Records to process:
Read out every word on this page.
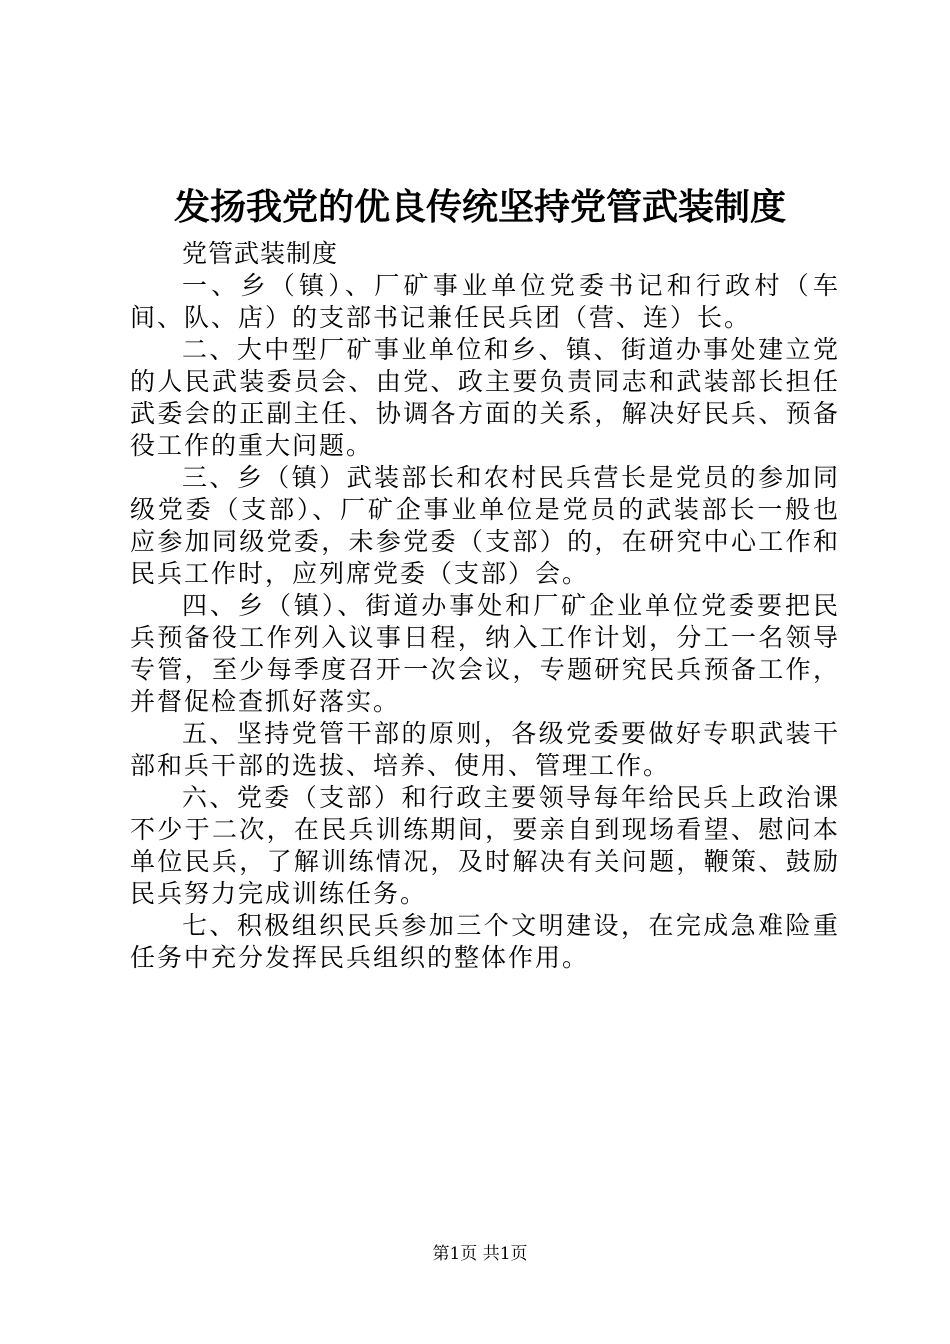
发扬我党的优良传统坚持党管武装制度

党管武装制度

一、乡（镇）、厂矿事业单位党委书记和行政村（车间、队、店）的支部书记兼任民兵团（营、连）长。

二、大中型厂矿事业单位和乡、镇、街道办事处建立党的人民武装委员会、由党、政主要负责同志和武装部长担任武委会的正副主任、协调各方面的关系，解决好民兵、预备役工作的重大问题。

三、乡（镇）武装部长和农村民兵营长是党员的参加同级党委（支部）、厂矿企事业单位是党员的武装部长一般也应参加同级党委，未参党委（支部）的，在研究中心工作和民兵工作时，应列席党委（支部）会。

四、乡（镇）、街道办事处和厂矿企业单位党委要把民兵预备役工作列入议事日程，纳入工作计划，分工一名领导专管，至少每季度召开一次会议，专题研究民兵预备工作，并督促检查抓好落实。

五、坚持党管干部的原则，各级党委要做好专职武装干部和兵干部的选拔、培养、使用、管理工作。

六、党委（支部）和行政主要领导每年给民兵上政治课不少于二次，在民兵训练期间，要亲自到现场看望、慰问本单位民兵，了解训练情况，及时解决有关问题，鞭策、鼓励民兵努力完成训练任务。

七、积极组织民兵参加三个文明建设，在完成急难险重任务中充分发挥民兵组织的整体作用。

第1页 共1页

Requirement: Retype the whole listing, keeping every line identical and omitting all pictures.

Result:
Read out every word on this page.
发扬我党的优良传统坚持党管武装制度

党管武装制度

一、乡（镇）、厂矿事业单位党委书记和行政村（车间、队、店）的支部书记兼任民兵团（营、连）长。

二、大中型厂矿事业单位和乡、镇、街道办事处建立党的人民武装委员会、由党、政主要负责同志和武装部长担任武委会的正副主任、协调各方面的关系，解决好民兵、预备役工作的重大问题。

三、乡（镇）武装部长和农村民兵营长是党员的参加同级党委（支部）、厂矿企事业单位是党员的武装部长一般也应参加同级党委，未参党委（支部）的，在研究中心工作和民兵工作时，应列席党委（支部）会。

四、乡（镇）、街道办事处和厂矿企业单位党委要把民兵预备役工作列入议事日程，纳入工作计划，分工一名领导专管，至少每季度召开一次会议，专题研究民兵预备工作，并督促检查抓好落实。

五、坚持党管干部的原则，各级党委要做好专职武装干部和兵干部的选拔、培养、使用、管理工作。

六、党委（支部）和行政主要领导每年给民兵上政治课不少于二次，在民兵训练期间，要亲自到现场看望、慰问本单位民兵，了解训练情况，及时解决有关问题，鞭策、鼓励民兵努力完成训练任务。

七、积极组织民兵参加三个文明建设，在完成急难险重任务中充分发挥民兵组织的整体作用。

第1页 共1页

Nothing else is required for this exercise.